== Text excerpt ==
____________

From: <cmpilato_at_collab.net>
Date: 2001-09-14 17:41:20 CEST

Of Anchors and Targets
======================

Definitions (contextually bound, of course):

   anchor - The name given to the directory at which an editor is
            rooted. That is to say, the directory baton returned by
            editor->replace_root() is meant to describe the anchor
            directory.

   editor - A function vtable containing methods used to describe
            changes to a directory tree. [see include/svn_delta.h]

   target - The file(s) or directory(s), relative to the anchor,
            designated as the actual intended subject of a given
            operation (update, commit, etc.). This, in practice, can
            be NULL if the anchor itself is the intended subject.

A Little Background

   The concept of anchors and targets trickled out of the brains of
   C. Michael Pilato and Ben Collins-Sussman during the course of
   debugging the `svn up' command. Updates are not atomic, so each
   item-to-be-updated ("update target") passed to this command gets
   its own update procedure. The update procedure involves describing
   the update target in the working copy to the repository using a
   "reporter". The repository then, using an editor, modifies the
   update target in the working copy to look as exactly as it does in
   the repository (usually in the youngest revision, but optionally,
   at any revision snapshot of the tree).

   At that time, if the update target was a directory, the editor
   handed to the repository was rooted at that directory. If the
   update target was a file, the editor was rooted at the parent
   directory containing that file.

____________

== Dataset extract ==
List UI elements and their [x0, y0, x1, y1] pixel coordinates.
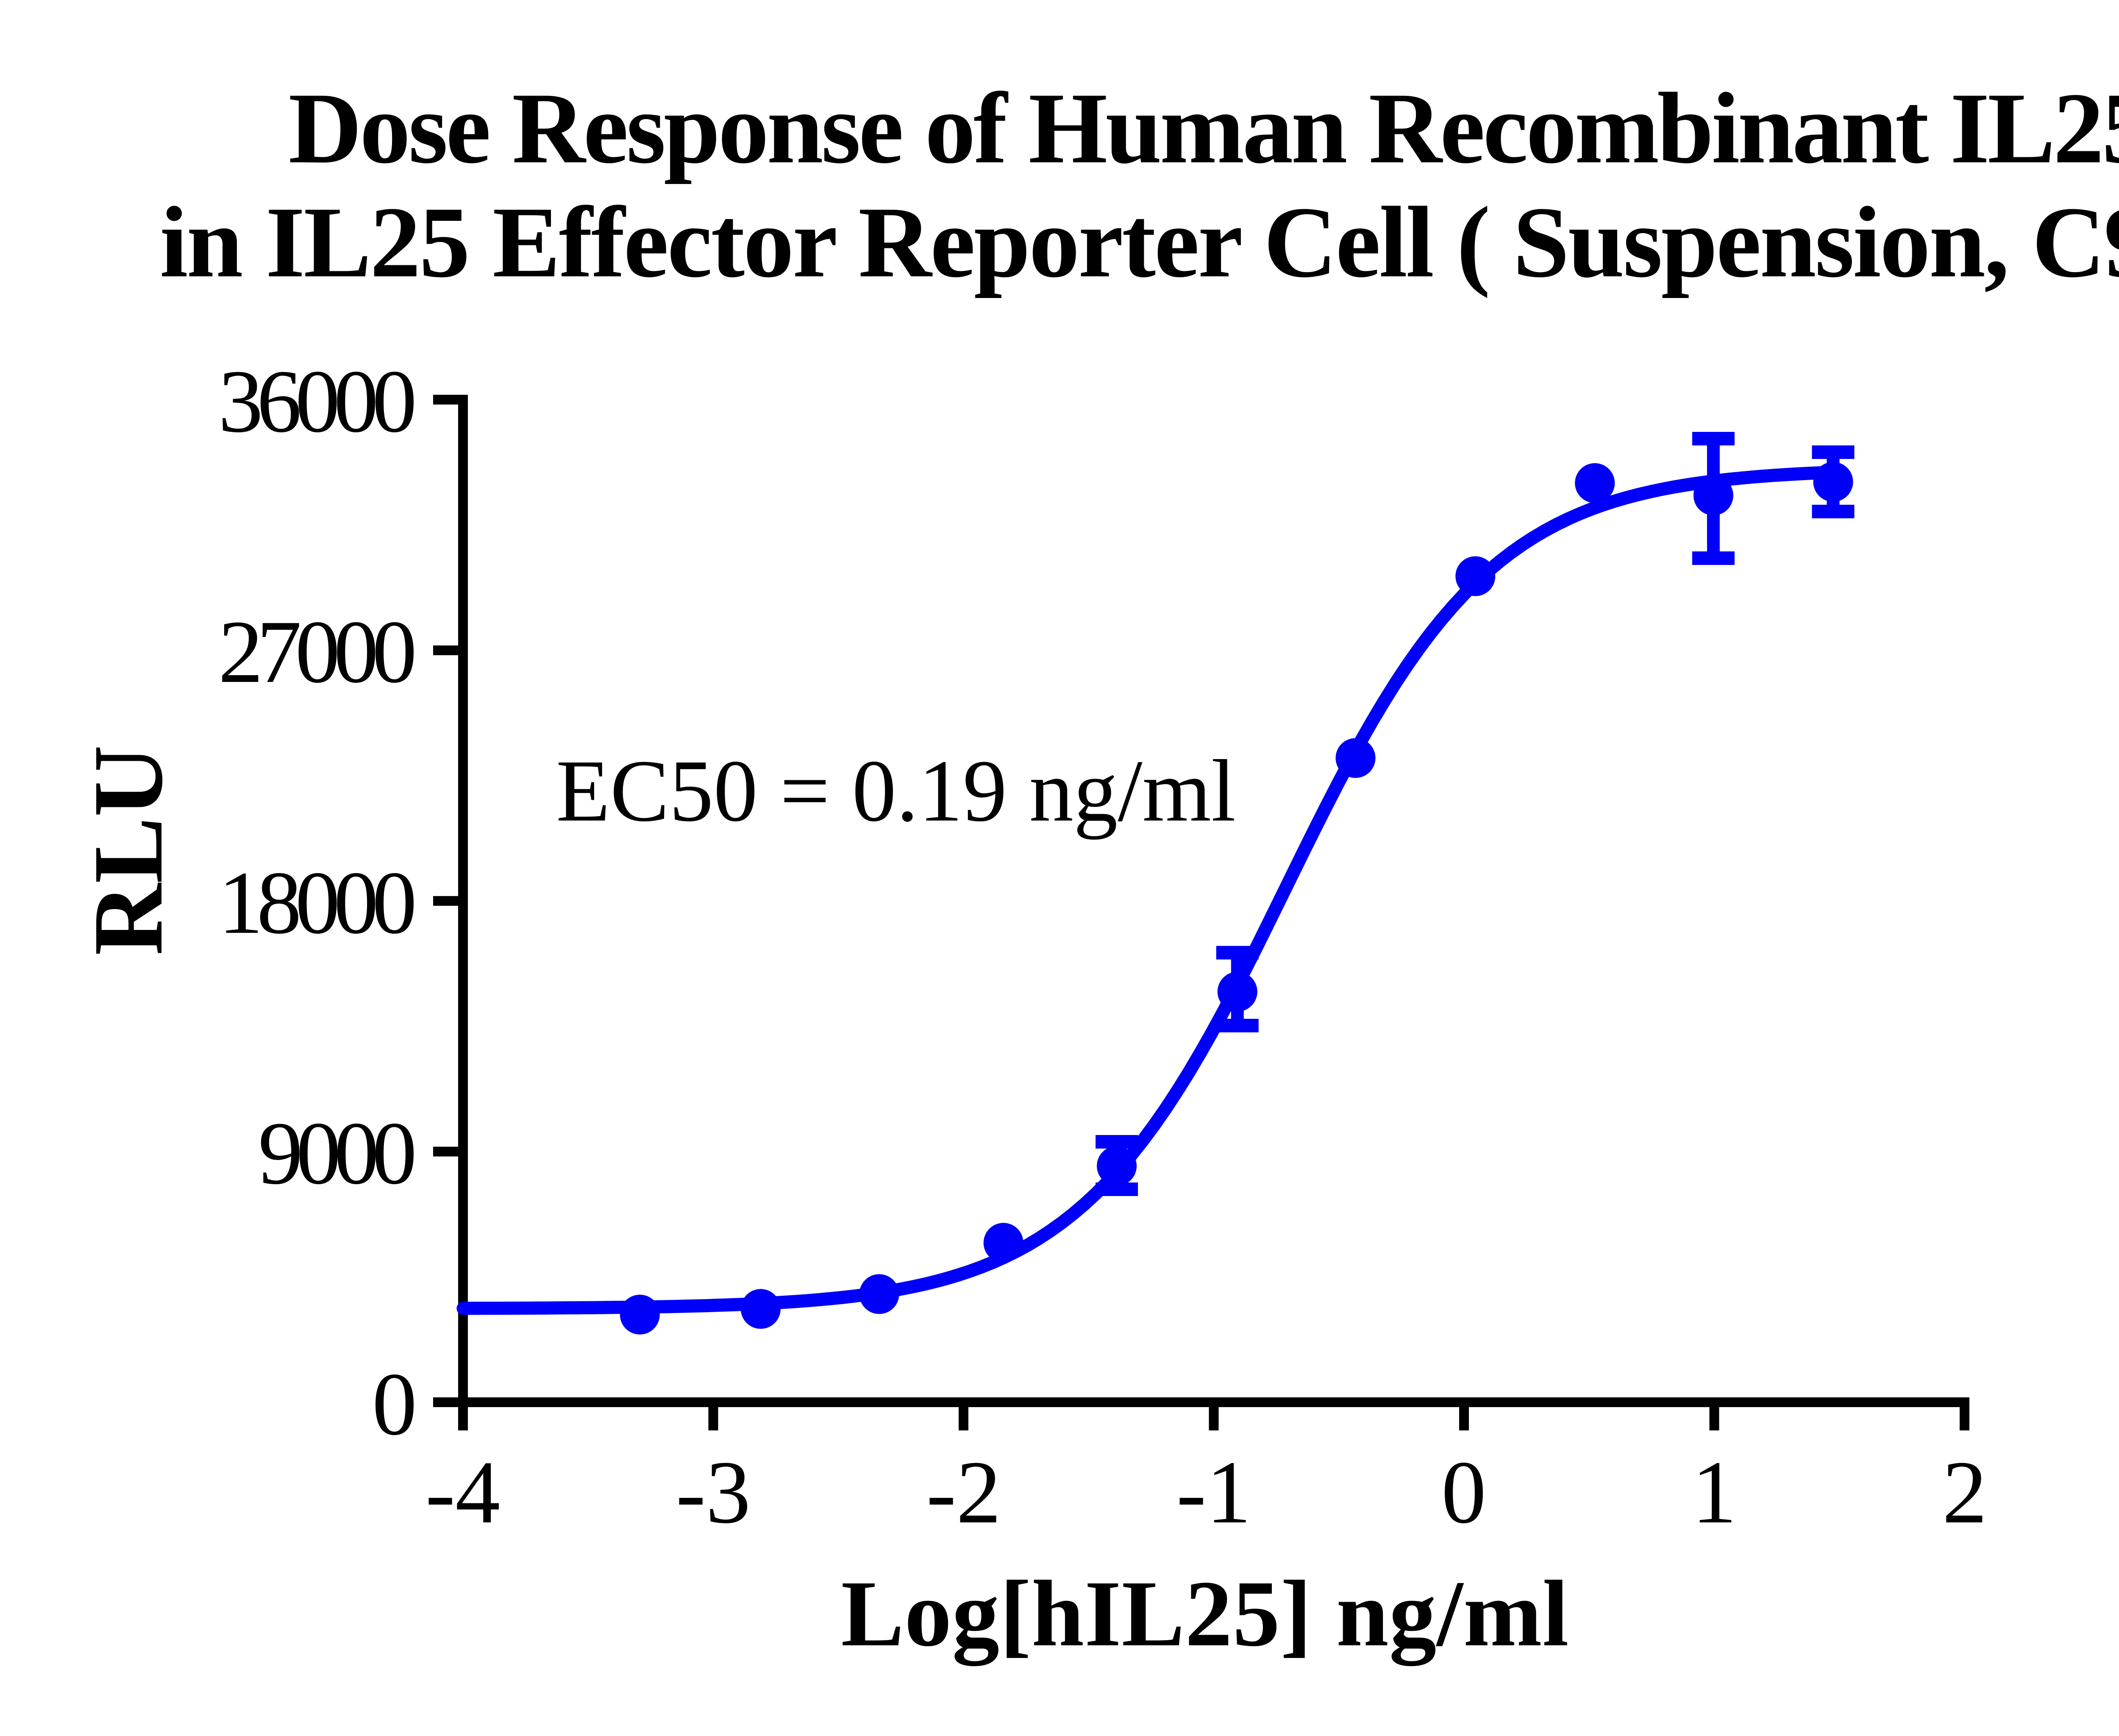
svg-text:9000: 9000	[258, 1103, 417, 1203]
svg-text:-1: -1	[1176, 1442, 1251, 1542]
svg-text:in IL25 Effector Reporter Cell: in IL25 Effector Reporter Cell ( Suspens…	[160, 186, 2119, 298]
svg-text:36000: 36000	[218, 351, 417, 451]
svg-text:RLU: RLU	[73, 745, 183, 955]
svg-text:Dose Response of Human Recombi: Dose Response of Human Recombinant IL25	[289, 72, 2119, 184]
svg-text:-3: -3	[676, 1442, 751, 1542]
svg-text:2: 2	[1942, 1442, 1987, 1542]
svg-text:18000: 18000	[218, 853, 417, 952]
svg-text:EC50 = 0.19 ng/ml: EC50 = 0.19 ng/ml	[556, 742, 1236, 840]
svg-text:0: 0	[1441, 1442, 1486, 1542]
svg-text:-4: -4	[425, 1442, 501, 1542]
svg-text:27000: 27000	[218, 602, 417, 701]
svg-text:1: 1	[1692, 1442, 1737, 1542]
svg-text:0: 0	[372, 1354, 417, 1454]
svg-text:Log[hIL25] ng/ml: Log[hIL25] ng/ml	[841, 1561, 1569, 1666]
svg-text:-2: -2	[926, 1442, 1001, 1542]
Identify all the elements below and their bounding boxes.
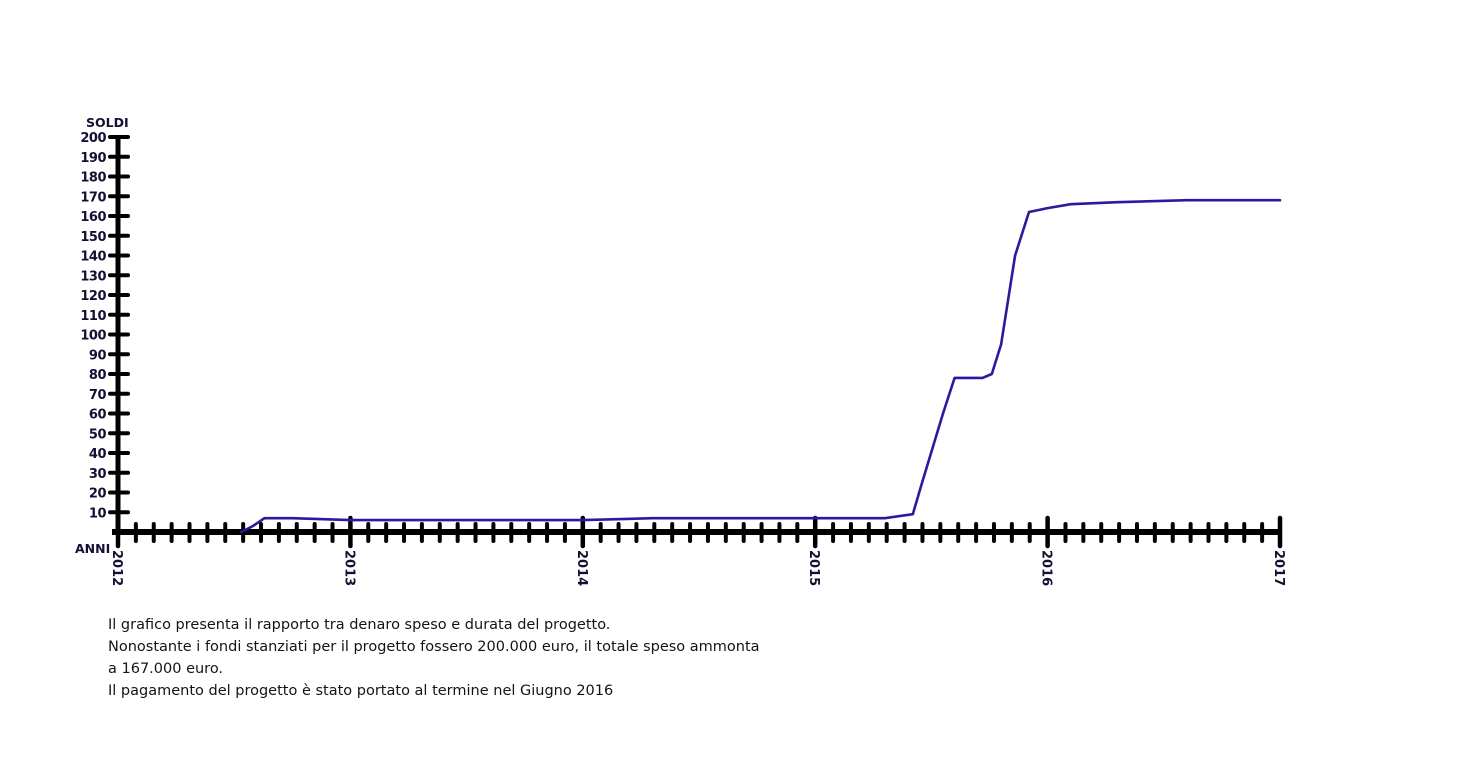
x-tick-label: 2013 <box>341 550 356 586</box>
y-tick-label: 70 <box>89 388 107 403</box>
chart-caption: Il grafico presenta il rapporto tra dena… <box>108 614 1008 702</box>
caption-line-1: Il grafico presenta il rapporto tra dena… <box>108 617 611 633</box>
x-axis: 2012 2013 2014 2015 2016 2017 <box>109 515 1286 586</box>
y-tick-label: 40 <box>89 447 107 462</box>
series-line <box>239 198 1282 534</box>
x-tick-label: 2017 <box>1271 550 1286 586</box>
y-tick-label: 140 <box>80 250 106 265</box>
y-tick-label: 120 <box>80 289 106 304</box>
y-tick-label: 170 <box>80 190 106 205</box>
y-tick-label: 150 <box>80 230 106 245</box>
y-tick-label: 10 <box>89 506 107 521</box>
x-tick-label: 2015 <box>806 550 821 586</box>
y-tick-label: 90 <box>89 348 107 363</box>
y-tick-label: 50 <box>89 427 107 442</box>
y-axis-label: SOLDI <box>86 115 129 130</box>
y-tick-label: 130 <box>80 269 106 284</box>
y-tick-label: 20 <box>89 487 107 502</box>
x-tick-label: 2014 <box>574 550 589 586</box>
x-tick-label: 2012 <box>109 550 124 586</box>
y-tick-label: 80 <box>89 368 107 383</box>
x-axis-label: ANNI <box>75 541 110 556</box>
caption-line-3: a 167.000 euro. <box>108 661 224 677</box>
y-tick-label: 110 <box>80 309 106 324</box>
y-tick-label: 180 <box>80 171 106 186</box>
y-tick-label: 200 <box>80 131 106 146</box>
caption-line-2: Nonostante i fondi stanziati per il prog… <box>108 639 760 655</box>
y-tick-label: 60 <box>89 408 107 423</box>
y-axis: 10 20 30 40 50 60 70 80 90 100 110 120 130 140 150 160 1… <box>80 131 130 534</box>
series-group <box>239 198 1282 534</box>
y-tick-label: 30 <box>89 467 107 482</box>
y-tick-label: 100 <box>80 329 106 344</box>
y-tick-label: 190 <box>80 151 106 166</box>
y-tick-label: 160 <box>80 210 106 225</box>
caption-line-4: Il pagamento del progetto è stato portat… <box>108 683 614 699</box>
x-tick-label: 2016 <box>1039 550 1054 586</box>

____________

== Challenge ==
Name every term that the anchors-and-targets text defines under its "Definitions" header. None of the listing is needed here.

== The reply ==
anchor, editor, target